§ DIRECTIVE
Make an exact copy of the lines below.

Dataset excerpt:

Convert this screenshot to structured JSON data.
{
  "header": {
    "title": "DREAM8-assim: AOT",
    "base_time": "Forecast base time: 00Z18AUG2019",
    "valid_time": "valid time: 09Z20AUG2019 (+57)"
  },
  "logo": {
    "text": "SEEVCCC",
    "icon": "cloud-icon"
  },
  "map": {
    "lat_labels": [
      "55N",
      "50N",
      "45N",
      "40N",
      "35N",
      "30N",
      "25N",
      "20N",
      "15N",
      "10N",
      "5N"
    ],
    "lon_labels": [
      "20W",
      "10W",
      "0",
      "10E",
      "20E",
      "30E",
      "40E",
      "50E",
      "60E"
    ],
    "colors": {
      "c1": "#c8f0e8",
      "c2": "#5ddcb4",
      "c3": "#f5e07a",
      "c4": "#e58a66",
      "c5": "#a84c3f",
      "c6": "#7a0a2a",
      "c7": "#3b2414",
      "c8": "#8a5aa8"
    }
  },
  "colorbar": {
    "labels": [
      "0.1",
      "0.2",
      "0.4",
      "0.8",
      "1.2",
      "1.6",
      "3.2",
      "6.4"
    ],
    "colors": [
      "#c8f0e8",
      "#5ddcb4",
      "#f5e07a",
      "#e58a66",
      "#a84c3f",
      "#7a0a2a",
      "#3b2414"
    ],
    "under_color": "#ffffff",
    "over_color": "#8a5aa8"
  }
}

§ WRITTEN RESPONSE
Convert this screenshot to structured JSON data.
{
  "header": {
    "title": "DREAM8-assim: AOT",
    "base_time": "Forecast base time: 00Z18AUG2019",
    "valid_time": "valid time: 09Z20AUG2019 (+57)"
  },
  "logo": {
    "text": "SEEVCCC",
    "icon": "cloud-icon"
  },
  "map": {
    "lat_labels": [
      "55N",
      "50N",
      "45N",
      "40N",
      "35N",
      "30N",
      "25N",
      "20N",
      "15N",
      "10N",
      "5N"
    ],
    "lon_labels": [
      "20W",
      "10W",
      "0",
      "10E",
      "20E",
      "30E",
      "40E",
      "50E",
      "60E"
    ],
    "colors": {
      "c1": "#c8f0e8",
      "c2": "#5ddcb4",
      "c3": "#f5e07a",
      "c4": "#e58a66",
      "c5": "#a84c3f",
      "c6": "#7a0a2a",
      "c7": "#3b2414",
      "c8": "#8a5aa8"
    }
  },
  "colorbar": {
    "labels": [
      "0.1",
      "0.2",
      "0.4",
      "0.8",
      "1.2",
      "1.6",
      "3.2",
      "6.4"
    ],
    "colors": [
      "#c8f0e8",
      "#5ddcb4",
      "#f5e07a",
      "#e58a66",
      "#a84c3f",
      "#7a0a2a",
      "#3b2414"
    ],
    "under_color": "#ffffff",
    "over_color": "#8a5aa8"
  }
}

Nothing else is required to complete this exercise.